Records from a data source:
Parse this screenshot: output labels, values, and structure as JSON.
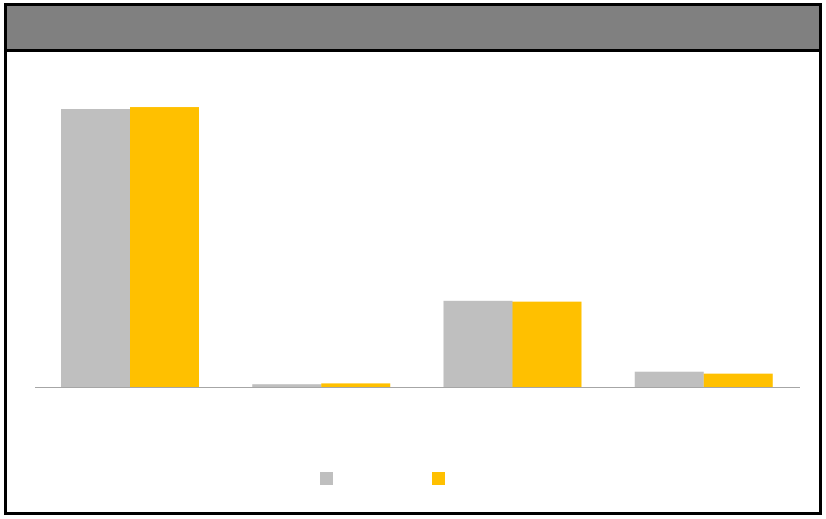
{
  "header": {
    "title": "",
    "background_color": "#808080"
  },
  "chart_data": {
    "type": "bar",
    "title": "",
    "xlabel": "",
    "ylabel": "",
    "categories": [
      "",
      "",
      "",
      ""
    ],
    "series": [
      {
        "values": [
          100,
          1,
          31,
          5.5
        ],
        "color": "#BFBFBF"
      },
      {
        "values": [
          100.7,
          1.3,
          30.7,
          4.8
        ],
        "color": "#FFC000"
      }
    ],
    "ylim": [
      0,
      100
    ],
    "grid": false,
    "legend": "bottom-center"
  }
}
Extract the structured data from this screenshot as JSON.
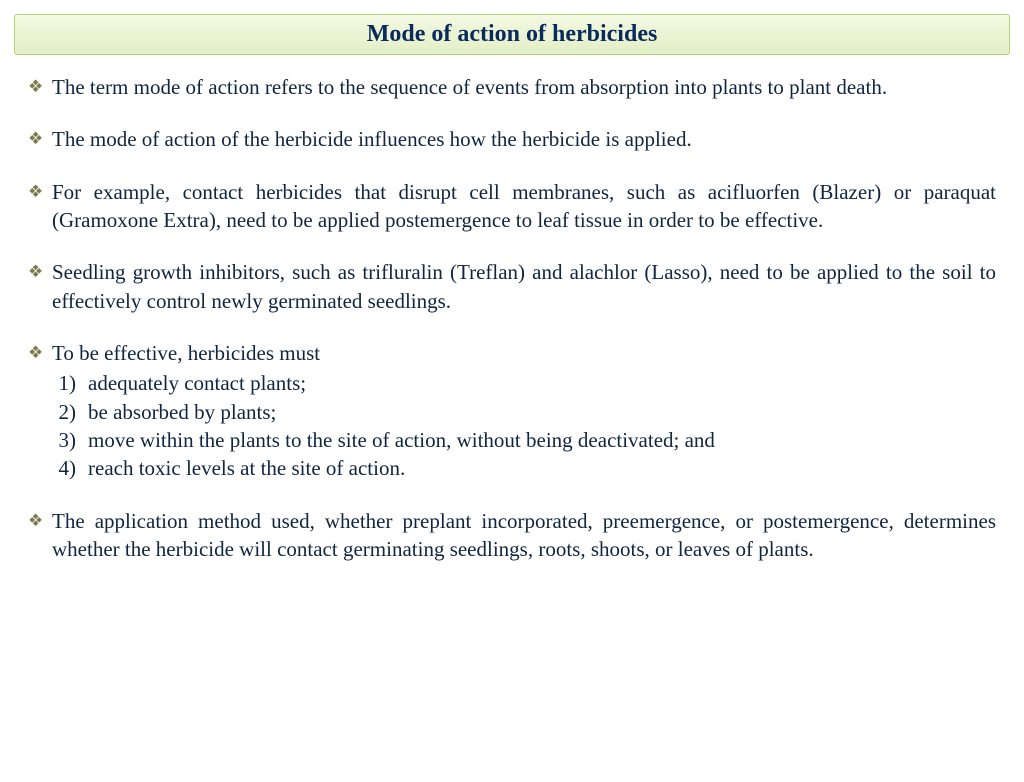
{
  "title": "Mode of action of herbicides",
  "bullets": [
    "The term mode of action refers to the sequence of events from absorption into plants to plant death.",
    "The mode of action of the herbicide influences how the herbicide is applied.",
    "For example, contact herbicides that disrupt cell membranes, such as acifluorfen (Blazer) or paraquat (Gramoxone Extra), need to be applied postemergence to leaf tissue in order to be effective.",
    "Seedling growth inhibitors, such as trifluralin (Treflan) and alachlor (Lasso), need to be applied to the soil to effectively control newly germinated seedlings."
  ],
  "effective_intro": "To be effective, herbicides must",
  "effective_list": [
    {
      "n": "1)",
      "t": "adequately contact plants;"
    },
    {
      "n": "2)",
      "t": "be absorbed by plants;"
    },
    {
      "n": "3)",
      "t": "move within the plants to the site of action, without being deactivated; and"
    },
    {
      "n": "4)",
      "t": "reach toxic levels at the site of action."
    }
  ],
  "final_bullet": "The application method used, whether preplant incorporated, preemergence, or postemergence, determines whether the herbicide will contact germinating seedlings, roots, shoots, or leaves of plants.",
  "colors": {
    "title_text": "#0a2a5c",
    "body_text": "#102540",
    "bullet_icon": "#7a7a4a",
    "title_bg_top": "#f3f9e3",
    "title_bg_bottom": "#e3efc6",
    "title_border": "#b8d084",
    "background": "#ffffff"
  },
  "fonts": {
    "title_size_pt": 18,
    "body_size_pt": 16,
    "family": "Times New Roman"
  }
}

__Written problem__. Retype all the records shown above, character for character. Omit every picture.

__Response to the task__.
Parse this screenshot: output labels, values, and structure as JSON.
{
  "header": {
    "title": "",
    "background_color": "#808080"
  },
  "chart_data": {
    "type": "bar",
    "title": "",
    "xlabel": "",
    "ylabel": "",
    "categories": [
      "",
      "",
      "",
      ""
    ],
    "series": [
      {
        "values": [
          100,
          1,
          31,
          5.5
        ],
        "color": "#BFBFBF"
      },
      {
        "values": [
          100.7,
          1.3,
          30.7,
          4.8
        ],
        "color": "#FFC000"
      }
    ],
    "ylim": [
      0,
      100
    ],
    "grid": false,
    "legend": "bottom-center"
  }
}
Extract the structured data from this screenshot as JSON.
{
  "title": "Mode of action of herbicides",
  "bullets": [
    "The term mode of action refers to the sequence of events from absorption into plants to plant death.",
    "The mode of action of the herbicide influences how the herbicide is applied.",
    "For example, contact herbicides that disrupt cell membranes, such as acifluorfen (Blazer) or paraquat (Gramoxone Extra), need to be applied postemergence to leaf tissue in order to be effective.",
    "Seedling growth inhibitors, such as trifluralin (Treflan) and alachlor (Lasso), need to be applied to the soil to effectively control newly germinated seedlings."
  ],
  "effective_intro": "To be effective, herbicides must",
  "effective_list": [
    {
      "n": "1)",
      "t": "adequately contact plants;"
    },
    {
      "n": "2)",
      "t": "be absorbed by plants;"
    },
    {
      "n": "3)",
      "t": "move within the plants to the site of action, without being deactivated; and"
    },
    {
      "n": "4)",
      "t": "reach toxic levels at the site of action."
    }
  ],
  "final_bullet": "The application method used, whether preplant incorporated, preemergence, or postemergence, determines whether the herbicide will contact germinating seedlings, roots, shoots, or leaves of plants.",
  "colors": {
    "title_text": "#0a2a5c",
    "body_text": "#102540",
    "bullet_icon": "#7a7a4a",
    "title_bg_top": "#f3f9e3",
    "title_bg_bottom": "#e3efc6",
    "title_border": "#b8d084",
    "background": "#ffffff"
  },
  "fonts": {
    "title_size_pt": 18,
    "body_size_pt": 16,
    "family": "Times New Roman"
  }
}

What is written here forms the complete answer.